Aim of the exercise:
Using the material below, work out how many lines contain the word "Photometric". Reply with the number and nothing more.

Data entries:
────────────────────

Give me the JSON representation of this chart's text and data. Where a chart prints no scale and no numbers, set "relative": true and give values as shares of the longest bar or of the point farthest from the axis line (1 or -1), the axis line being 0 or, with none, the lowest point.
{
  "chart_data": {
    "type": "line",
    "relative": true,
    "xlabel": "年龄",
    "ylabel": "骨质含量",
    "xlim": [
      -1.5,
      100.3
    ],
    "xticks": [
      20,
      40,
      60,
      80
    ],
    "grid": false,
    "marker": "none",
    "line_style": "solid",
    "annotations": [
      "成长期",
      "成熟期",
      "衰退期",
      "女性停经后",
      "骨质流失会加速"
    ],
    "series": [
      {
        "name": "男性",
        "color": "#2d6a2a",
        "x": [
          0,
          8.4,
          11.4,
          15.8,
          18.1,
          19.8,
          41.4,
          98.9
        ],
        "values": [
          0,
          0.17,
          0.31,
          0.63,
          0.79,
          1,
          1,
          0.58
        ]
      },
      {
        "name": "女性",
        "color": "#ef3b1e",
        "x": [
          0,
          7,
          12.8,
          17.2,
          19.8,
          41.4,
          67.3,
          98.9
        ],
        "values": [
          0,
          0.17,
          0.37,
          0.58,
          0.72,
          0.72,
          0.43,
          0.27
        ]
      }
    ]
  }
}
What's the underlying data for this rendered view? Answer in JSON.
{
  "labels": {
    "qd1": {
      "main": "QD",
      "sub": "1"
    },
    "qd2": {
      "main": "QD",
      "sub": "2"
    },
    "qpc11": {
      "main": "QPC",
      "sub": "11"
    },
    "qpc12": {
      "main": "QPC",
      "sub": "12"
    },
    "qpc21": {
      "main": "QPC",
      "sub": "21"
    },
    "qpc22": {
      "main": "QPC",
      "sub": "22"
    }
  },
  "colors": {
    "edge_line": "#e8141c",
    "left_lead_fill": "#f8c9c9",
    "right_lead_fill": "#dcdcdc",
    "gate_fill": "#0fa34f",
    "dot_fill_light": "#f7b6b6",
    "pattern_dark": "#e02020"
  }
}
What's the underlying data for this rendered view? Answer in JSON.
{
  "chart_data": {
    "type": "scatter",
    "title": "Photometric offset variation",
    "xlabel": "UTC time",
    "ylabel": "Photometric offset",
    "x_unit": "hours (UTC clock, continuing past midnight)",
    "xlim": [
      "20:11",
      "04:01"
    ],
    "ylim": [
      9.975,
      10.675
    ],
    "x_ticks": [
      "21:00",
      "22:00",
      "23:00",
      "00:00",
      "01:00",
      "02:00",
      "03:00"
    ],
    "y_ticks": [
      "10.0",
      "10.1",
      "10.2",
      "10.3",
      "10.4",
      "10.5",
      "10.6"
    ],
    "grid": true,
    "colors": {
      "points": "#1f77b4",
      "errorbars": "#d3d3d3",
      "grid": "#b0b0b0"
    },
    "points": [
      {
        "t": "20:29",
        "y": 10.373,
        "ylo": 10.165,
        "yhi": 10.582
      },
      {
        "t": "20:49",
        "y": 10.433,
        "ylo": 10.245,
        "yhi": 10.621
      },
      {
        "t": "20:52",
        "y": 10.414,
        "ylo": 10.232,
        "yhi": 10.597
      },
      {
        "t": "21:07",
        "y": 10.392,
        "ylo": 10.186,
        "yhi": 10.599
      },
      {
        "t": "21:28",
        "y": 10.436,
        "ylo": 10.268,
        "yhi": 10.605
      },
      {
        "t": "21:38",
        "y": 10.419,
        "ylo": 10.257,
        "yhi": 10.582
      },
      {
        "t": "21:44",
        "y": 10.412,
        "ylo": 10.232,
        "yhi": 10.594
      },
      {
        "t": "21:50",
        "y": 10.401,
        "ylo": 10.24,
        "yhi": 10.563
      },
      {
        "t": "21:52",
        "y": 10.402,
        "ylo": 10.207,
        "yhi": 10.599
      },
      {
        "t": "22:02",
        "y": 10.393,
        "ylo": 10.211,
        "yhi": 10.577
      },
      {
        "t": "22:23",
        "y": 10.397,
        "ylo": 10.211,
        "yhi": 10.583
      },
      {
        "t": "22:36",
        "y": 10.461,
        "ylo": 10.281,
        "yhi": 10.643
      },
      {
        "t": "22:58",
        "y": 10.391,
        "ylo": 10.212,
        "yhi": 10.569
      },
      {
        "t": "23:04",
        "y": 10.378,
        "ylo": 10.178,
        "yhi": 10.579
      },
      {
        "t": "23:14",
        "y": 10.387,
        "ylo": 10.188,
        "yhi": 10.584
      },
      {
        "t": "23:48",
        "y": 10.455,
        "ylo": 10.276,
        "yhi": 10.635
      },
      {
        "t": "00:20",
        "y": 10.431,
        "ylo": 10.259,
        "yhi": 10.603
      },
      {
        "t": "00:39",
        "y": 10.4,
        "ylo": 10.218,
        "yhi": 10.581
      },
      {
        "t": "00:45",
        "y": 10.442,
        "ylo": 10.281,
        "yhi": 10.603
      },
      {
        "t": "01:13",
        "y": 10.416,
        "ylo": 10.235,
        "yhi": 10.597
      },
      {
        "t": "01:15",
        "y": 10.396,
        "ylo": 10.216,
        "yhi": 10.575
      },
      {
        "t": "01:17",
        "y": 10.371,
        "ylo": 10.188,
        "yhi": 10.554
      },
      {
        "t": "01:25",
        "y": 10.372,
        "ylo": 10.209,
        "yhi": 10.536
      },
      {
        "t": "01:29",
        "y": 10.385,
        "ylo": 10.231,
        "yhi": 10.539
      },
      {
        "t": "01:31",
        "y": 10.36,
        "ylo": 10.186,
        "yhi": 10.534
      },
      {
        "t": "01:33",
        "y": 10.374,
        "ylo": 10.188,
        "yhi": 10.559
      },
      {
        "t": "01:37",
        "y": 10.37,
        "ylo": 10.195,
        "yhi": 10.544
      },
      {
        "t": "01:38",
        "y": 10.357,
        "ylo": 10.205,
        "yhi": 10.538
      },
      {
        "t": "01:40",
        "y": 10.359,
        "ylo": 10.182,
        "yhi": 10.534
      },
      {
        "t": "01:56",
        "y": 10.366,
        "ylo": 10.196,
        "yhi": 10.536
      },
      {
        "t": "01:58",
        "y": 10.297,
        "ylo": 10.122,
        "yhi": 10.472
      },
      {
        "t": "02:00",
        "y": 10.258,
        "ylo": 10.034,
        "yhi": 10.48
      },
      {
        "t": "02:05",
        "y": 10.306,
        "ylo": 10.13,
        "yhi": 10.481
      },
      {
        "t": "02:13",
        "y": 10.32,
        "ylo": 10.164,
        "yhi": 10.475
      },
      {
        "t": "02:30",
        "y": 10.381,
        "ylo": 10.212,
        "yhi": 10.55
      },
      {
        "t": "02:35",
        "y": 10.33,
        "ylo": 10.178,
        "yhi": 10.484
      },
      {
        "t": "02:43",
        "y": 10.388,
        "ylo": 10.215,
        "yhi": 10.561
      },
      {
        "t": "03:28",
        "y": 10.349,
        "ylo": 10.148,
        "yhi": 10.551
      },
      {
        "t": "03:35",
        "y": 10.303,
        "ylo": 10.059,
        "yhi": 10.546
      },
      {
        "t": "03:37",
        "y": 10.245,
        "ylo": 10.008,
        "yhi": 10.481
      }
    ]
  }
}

────────────────────

Result of the task:
2